> [WRITTEN INSTRUCTION 1] In the article on DIA and ancient Indian burial grounds, how long is the pedestrian bridge where the Native American songs are played?
> [WRITTEN INSTRUCTION 2] Translate this sentence from the article on DIA and ancient Indian burial grounds into Spanish: "What they don’t mention is the secret ceremony conducted on the grounds of the airport in 1995."
> [WRITTEN INSTRUCTION 3] Duplicate a passage from the article on DIA and ancient Indian burial grounds without any changes, beginning at the words "Members included representatives" and stopping after "money well spent.".

> [TEXT EXTRACT]
------

DIA and ancient Indian burial grounds

DIA's huge pedestrian bridge.
DIA's huge pedestrian bridge.
Is DIA built on top of ancient Native American graves?
Such rumors are certainly part of the airport’s folklore among DIA employees and frequent travelers. This is usually in reference to the pedestrian bridge arching between the main Jeppesen Terminal building  and Concourse A. It is on these moving walkways that visitors will hear the sounds of  Native American chants being played from speakers in a continuous loop. Officially the recordings are part of the extensive DIA art program and have been playing non-stop, 24-hours a day since the airport’s opening 14-years-ago.
As the story goes, the airport was constructed on top of burial grounds and spiritual sites used for centuries by the native tribes that populated the Front Range before the coming of the White Man. The perpetual playing of Native American songs in the 365-foot-long bridge was originally initiated by officials as a way to placate any angry spirits who might want to pull a Poltergeist or The Shining on one of the nation’s busiest airports. People in the conspiracy theory world think the burial ground may have connections to the Navajo writing in the floors at DIA and the dead Native American women seen in the Tanguma murals.
When asked, DIA spokespeople laugh-off the notion that the music has anything to do with angry spirits or that the land where the airport sits was a burial site for ancient tribes. Noting that little archeological evidence of Indian burial sites has ever been found around DIA, they surmise that the rumor had its origin in a ceremony that was performed around the time of  DIA’s groundbreaking in the late-80′s by various Native American shaman to bless the new facility. Anything else is pure conjecture, they assert.
What they don’t mention is the secret ceremony conducted on the grounds of the airport in 1995.
That April, coalition of Native American spiritual leaders from around the country performed a night-time ceremony at several sites around the airport to put ancient spirits to rest that were disturbed by the construction of the multi-billion dollar airport. They were part of an official city group under the Webb administration called the “DIA Spiritual Resolution Committee.”
Members included representatives of the Cheyenne and Arapaho tribes who said they had discovered several sites where the spirits had been disturbed, said an article in the Rocky Mountain News. The city and the airport even paid for leaders of the Montana Cheyenne to come to Denver calm the Indian ghosts. At the time, one of the group’s members told another reporter that “Whenever [spirits] are disturbed, it seems like bad things come about.”
Better keep that music playing.


 http://www.westword.com/1995-05-31/news/political-seance/

POLITICAL SEANCE

A CITY AGENCY CALMS INDIAN SPIRITS AT DIA, BUYS T-SHIRTS FOR SENIORS AND BONES UP ON ITS FRENCH--ALL IN THE NAME OF "COMMUNITY RELATIONS."

It cost Denver taxpayers $700 to have Lance Allrunner arrange a secret ghost-busting ceremony at Denver International Airport last month. But the way Allrunner sees it, it was money well spent.

------

> [COLLECTED MATERIAL]
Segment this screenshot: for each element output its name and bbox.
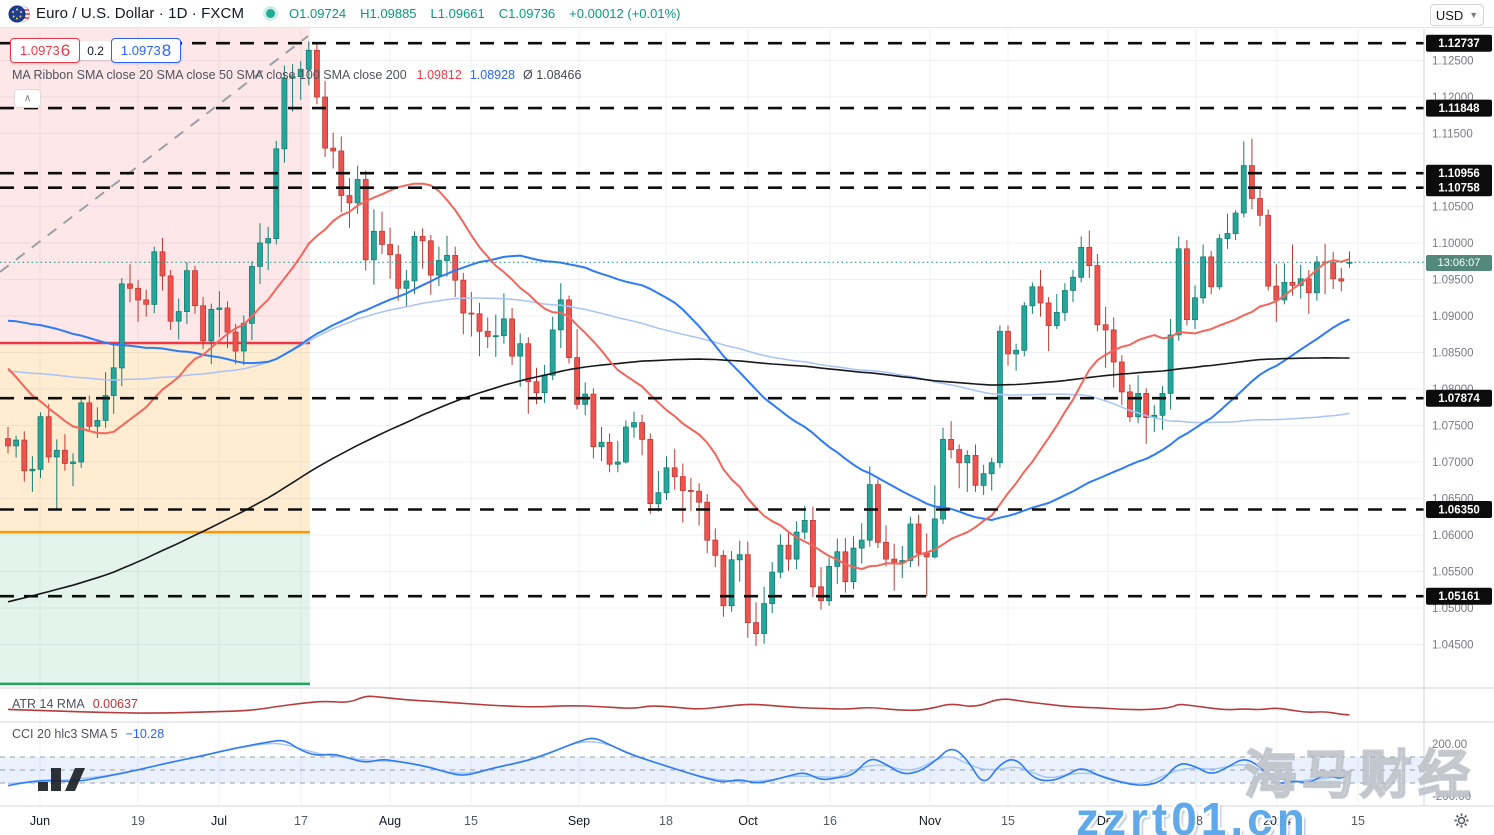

------

> [TASK RESULT 1] 365 feet

> [TASK RESULT 2] Lo que no mencionan es la ceremonia secreta realizada en los terrenos del aeropuerto en 1995.

> [TASK RESULT 3]
Members included representatives of the Cheyenne and Arapaho tribes who said they had discovered several sites where the spirits had been disturbed, said an article in the Rocky Mountain News. The city and the airport even paid for leaders of the Montana Cheyenne to come to Denver calm the Indian ghosts. At the time, one of the group’s members told another reporter that “Whenever [spirits] are disturbed, it seems like bad things come about.”
Better keep that music playing.


 http://www.westword.com/1995-05-31/news/political-seance/

POLITICAL SEANCE

A CITY AGENCY CALMS INDIAN SPIRITS AT DIA, BUYS T-SHIRTS FOR SENIORS AND BONES UP ON ITS FRENCH--ALL IN THE NAME OF "COMMUNITY RELATIONS."

It cost Denver taxpayers $700 to have Lance Allrunner arrange a secret ghost-busting ceremony at Denver International Airport last month. But the way Allrunner sees it, it was money well spent.